From: Hubert Tong <hubert.reinterpretcast_at_[hidden]>
Date: Fri, 3 Dec 2021 18:47:53 -0500
On Fri, Dec 3, 2021 at 5:48 PM Jens Maurer <Jens.Maurer_at_[hidden]> wrote:

> On 03/12/2021 22.58, Hubert Tong wrote:
> > On Fri, Dec 3, 2021 at 4:55 PM Jens Maurer via SG16 <
> sg16_at_[hidden] <mailto:sg16_at_[hidden]>> wrote:
> >
> > On 03/12/2021 22.03, Tom Honermann wrote:
> > > On 12/1/21 2:28 PM, Corentin Jabot wrote:
> >
> > >> I think Jens is right. MSVC does handle Shift-JIS specifically
> but I'm not sure we can/should mandate something that work universally, the
> burden on implementation could be high)

Information shown.
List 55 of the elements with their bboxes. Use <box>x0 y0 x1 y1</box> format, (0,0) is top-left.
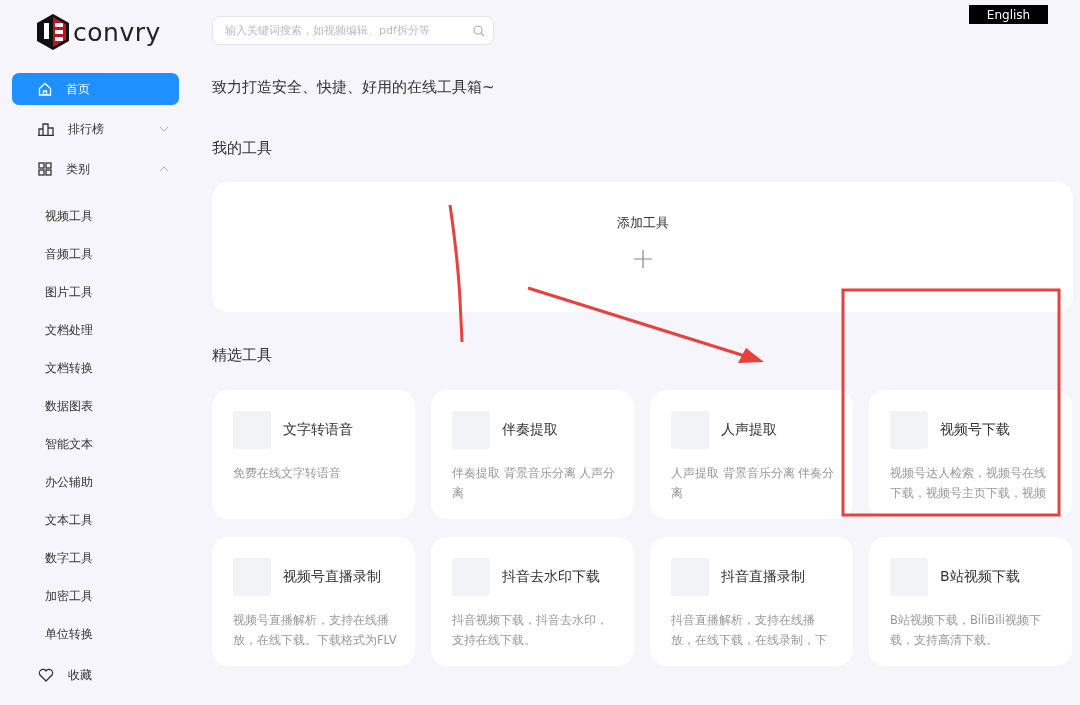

List of tasks.
(1) From the email, extract the passage starting at "From: Hubert Tong" and ending at "could be high)".
(2) List every person named in the email.

Task responses.
(1)
From: Hubert Tong <hubert.reinterpretcast_at_[hidden]>
Date: Fri, 3 Dec 2021 18:47:53 -0500
On Fri, Dec 3, 2021 at 5:48 PM Jens Maurer <Jens.Maurer_at_[hidden]> wrote:

> On 03/12/2021 22.58, Hubert Tong wrote:
> > On Fri, Dec 3, 2021 at 4:55 PM Jens Maurer via SG16 <
> sg16_at_[hidden] <mailto:sg16_at_[hidden]>> wrote:
> >
> > On 03/12/2021 22.03, Tom Honermann wrote:
> > > On 12/1/21 2:28 PM, Corentin Jabot wrote:
> >
> > >> I think Jens is right. MSVC does handle Shift-JIS specifically
> but I'm not sure we can/should mandate something that work universally, the
> burden on implementation could be high)

(2) Hubert Tong, Jens Maurer, Tom Honermann, Corentin Jabot